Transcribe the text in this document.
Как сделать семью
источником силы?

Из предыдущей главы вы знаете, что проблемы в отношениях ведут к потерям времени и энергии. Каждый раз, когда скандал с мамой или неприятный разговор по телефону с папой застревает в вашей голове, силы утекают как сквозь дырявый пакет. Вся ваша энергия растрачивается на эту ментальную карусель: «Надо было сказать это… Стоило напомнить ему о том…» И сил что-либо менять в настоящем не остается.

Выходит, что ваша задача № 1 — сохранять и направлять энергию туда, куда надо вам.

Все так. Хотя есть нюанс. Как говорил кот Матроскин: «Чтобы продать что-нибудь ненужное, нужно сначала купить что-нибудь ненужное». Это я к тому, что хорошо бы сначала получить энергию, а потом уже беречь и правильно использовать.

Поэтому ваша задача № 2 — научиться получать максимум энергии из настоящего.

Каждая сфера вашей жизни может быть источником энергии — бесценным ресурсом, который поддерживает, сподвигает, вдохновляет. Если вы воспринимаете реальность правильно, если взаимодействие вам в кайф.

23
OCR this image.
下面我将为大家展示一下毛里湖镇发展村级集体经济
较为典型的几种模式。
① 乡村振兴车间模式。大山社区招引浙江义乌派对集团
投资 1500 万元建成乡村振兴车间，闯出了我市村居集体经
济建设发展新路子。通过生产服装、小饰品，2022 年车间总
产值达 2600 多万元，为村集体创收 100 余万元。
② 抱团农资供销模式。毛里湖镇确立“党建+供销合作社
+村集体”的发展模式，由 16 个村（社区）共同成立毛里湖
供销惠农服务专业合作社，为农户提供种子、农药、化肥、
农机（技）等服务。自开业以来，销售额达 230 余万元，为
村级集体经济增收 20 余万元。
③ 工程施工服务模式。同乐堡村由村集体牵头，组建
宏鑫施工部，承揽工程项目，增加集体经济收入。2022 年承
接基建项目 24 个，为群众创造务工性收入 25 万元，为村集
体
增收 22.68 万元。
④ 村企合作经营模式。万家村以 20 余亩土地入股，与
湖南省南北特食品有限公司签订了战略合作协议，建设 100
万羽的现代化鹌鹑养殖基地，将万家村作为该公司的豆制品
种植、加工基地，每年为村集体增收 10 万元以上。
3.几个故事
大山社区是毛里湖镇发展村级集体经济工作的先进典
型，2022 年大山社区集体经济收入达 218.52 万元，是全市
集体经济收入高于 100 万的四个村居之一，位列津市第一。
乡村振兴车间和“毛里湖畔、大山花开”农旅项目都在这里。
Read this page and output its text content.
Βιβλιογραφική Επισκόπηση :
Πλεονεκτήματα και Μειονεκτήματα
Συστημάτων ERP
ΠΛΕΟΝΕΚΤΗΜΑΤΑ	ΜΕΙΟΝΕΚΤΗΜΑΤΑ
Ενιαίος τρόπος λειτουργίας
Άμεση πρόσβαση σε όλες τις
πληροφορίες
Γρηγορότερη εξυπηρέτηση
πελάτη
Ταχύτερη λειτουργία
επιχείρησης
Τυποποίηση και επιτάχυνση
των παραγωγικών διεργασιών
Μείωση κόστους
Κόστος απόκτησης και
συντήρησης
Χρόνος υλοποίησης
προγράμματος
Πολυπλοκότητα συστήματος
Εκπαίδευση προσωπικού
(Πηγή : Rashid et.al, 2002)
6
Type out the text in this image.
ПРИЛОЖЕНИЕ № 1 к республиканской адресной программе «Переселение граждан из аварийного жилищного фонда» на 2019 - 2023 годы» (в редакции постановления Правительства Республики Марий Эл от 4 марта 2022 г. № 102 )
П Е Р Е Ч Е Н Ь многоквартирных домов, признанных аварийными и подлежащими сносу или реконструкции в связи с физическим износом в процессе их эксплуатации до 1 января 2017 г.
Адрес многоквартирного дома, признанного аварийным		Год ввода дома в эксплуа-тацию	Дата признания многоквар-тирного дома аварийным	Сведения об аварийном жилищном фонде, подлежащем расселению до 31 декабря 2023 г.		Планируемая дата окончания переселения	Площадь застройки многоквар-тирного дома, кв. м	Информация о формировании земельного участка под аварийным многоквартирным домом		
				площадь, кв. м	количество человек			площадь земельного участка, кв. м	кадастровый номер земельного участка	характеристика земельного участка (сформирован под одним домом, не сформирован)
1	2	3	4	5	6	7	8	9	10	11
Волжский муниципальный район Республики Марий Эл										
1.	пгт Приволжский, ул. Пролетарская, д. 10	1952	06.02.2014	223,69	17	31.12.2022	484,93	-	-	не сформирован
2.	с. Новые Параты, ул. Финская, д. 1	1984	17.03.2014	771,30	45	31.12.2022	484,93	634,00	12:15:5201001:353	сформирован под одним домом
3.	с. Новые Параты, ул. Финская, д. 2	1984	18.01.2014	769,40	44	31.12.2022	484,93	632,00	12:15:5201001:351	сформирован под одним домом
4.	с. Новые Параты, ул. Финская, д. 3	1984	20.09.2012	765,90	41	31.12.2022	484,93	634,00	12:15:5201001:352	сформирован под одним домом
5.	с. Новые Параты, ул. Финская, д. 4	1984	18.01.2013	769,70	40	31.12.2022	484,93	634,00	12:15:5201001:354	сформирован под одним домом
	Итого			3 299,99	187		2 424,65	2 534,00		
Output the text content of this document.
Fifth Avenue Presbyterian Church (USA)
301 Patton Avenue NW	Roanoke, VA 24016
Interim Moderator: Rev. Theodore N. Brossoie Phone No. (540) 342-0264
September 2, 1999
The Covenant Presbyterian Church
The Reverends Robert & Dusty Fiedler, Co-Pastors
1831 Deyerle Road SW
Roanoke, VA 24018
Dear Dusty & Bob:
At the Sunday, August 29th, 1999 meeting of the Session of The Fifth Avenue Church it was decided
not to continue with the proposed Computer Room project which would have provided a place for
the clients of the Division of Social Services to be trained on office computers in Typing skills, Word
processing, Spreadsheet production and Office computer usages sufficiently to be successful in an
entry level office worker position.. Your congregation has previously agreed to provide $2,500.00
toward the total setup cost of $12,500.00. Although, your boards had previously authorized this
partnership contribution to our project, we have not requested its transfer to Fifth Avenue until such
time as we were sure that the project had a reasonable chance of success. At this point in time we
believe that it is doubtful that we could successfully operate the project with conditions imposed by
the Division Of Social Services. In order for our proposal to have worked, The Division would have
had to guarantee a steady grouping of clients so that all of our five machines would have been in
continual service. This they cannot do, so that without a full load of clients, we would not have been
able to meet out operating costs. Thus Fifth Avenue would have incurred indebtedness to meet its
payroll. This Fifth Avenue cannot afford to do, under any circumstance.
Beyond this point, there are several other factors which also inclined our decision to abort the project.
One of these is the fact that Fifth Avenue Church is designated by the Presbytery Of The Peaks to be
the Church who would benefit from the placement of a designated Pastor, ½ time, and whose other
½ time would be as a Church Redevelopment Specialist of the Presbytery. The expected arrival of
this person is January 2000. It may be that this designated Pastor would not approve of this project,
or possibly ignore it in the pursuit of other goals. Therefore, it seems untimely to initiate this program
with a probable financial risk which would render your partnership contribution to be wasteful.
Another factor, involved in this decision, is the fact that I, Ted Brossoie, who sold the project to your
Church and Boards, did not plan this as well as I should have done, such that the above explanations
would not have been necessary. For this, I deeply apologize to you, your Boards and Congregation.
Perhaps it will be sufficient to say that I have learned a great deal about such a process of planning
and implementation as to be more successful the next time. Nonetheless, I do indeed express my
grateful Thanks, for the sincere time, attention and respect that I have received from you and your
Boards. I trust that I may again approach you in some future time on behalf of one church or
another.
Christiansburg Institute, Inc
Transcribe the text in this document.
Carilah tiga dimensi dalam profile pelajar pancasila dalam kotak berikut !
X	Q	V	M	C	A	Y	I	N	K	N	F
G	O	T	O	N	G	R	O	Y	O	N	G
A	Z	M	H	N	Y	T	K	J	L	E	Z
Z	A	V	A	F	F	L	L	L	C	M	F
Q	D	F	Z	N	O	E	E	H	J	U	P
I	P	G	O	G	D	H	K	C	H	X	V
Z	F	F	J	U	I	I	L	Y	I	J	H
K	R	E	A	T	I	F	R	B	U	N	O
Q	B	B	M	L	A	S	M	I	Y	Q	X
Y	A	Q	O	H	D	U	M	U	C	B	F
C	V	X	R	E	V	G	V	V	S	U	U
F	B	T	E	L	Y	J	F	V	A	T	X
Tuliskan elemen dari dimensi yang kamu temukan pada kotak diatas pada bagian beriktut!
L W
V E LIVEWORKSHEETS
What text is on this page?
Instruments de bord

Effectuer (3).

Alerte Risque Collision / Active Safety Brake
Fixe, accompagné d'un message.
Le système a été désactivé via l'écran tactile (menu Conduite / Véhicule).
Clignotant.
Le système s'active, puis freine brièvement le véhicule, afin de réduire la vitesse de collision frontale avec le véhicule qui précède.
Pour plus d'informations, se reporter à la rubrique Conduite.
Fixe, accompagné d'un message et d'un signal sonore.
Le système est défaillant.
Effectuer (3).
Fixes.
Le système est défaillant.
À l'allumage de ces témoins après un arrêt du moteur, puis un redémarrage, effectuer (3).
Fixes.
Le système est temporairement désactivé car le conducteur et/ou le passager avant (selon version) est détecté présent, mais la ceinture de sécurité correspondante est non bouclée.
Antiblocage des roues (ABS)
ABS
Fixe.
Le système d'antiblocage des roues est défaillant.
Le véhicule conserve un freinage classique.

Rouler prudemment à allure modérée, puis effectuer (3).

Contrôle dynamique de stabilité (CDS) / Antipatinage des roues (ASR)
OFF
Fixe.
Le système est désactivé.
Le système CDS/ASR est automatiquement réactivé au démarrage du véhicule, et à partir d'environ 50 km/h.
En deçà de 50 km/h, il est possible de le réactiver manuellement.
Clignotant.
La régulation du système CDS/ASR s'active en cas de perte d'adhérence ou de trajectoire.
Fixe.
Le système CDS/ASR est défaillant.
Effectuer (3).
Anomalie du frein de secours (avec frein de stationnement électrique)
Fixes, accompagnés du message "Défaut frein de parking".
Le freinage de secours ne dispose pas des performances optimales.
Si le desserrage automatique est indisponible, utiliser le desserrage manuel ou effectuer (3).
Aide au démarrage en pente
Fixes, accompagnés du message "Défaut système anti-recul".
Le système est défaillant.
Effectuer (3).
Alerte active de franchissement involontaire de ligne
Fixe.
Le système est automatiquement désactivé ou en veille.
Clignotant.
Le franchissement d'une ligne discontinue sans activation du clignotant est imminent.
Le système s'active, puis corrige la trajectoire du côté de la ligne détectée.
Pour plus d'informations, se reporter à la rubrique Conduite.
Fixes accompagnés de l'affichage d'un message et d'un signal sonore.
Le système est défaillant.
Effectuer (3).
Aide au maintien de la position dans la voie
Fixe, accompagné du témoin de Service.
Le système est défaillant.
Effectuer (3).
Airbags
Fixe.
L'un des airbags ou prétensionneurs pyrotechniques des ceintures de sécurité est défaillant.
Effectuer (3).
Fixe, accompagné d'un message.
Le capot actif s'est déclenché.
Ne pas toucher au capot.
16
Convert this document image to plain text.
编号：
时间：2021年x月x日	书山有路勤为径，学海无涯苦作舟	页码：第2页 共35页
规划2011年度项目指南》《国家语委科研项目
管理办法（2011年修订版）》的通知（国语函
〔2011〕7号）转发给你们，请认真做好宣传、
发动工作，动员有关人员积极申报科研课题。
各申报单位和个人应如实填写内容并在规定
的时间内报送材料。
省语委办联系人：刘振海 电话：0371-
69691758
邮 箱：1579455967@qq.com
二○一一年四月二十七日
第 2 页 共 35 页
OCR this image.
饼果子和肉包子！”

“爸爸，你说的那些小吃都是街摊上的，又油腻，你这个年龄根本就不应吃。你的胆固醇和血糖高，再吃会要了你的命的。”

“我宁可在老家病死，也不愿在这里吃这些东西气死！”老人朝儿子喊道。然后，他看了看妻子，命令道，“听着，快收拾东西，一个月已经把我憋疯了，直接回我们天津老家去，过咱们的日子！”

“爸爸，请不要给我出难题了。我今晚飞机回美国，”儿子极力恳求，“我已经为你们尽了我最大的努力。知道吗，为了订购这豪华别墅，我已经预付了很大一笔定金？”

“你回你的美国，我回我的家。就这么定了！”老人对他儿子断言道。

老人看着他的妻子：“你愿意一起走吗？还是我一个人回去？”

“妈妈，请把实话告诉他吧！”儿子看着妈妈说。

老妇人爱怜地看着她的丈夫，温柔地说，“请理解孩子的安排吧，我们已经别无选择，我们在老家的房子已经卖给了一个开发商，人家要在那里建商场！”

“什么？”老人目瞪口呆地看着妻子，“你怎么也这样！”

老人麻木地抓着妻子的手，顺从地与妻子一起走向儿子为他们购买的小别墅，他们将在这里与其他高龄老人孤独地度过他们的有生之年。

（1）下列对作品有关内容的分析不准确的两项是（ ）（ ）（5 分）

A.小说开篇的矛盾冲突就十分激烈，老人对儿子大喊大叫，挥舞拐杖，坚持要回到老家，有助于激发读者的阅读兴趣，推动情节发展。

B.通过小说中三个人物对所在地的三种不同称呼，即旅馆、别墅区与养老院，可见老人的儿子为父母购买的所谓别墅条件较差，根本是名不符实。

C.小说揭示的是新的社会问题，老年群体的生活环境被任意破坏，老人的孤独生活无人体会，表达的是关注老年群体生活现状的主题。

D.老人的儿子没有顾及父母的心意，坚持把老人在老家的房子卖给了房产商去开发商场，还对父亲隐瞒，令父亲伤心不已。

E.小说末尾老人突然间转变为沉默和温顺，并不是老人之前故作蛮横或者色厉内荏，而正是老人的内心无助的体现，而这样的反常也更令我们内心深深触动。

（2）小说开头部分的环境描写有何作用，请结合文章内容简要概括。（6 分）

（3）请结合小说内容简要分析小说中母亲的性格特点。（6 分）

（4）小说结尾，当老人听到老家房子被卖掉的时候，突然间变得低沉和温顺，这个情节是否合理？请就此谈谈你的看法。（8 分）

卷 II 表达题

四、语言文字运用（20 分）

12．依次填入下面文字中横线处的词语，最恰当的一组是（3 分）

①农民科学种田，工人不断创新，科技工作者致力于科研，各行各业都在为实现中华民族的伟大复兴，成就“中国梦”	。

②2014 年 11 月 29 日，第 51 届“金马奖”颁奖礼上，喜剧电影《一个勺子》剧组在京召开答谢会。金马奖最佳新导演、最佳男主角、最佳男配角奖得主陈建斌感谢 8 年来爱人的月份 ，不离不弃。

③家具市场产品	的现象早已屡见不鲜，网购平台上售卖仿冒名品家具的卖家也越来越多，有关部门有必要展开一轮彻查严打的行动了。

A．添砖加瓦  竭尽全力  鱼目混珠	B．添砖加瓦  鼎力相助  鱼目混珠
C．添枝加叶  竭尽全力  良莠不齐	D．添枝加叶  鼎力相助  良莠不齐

════════════════════

# What you have to do
Within the listing above, copy each line that has the string "энергию".

# Correct response
Выходит, что ваша задача № 1 — сохранять и направлять энергию туда, куда надо вам.
Все так. Хотя есть нюанс. Как говорил кот Матроскин: «Чтобы продать что-нибудь ненужное, нужно сначала купить что-нибудь ненужное». Это я к тому, что хорошо бы сначала получить энергию, а потом уже беречь и правильно использовать.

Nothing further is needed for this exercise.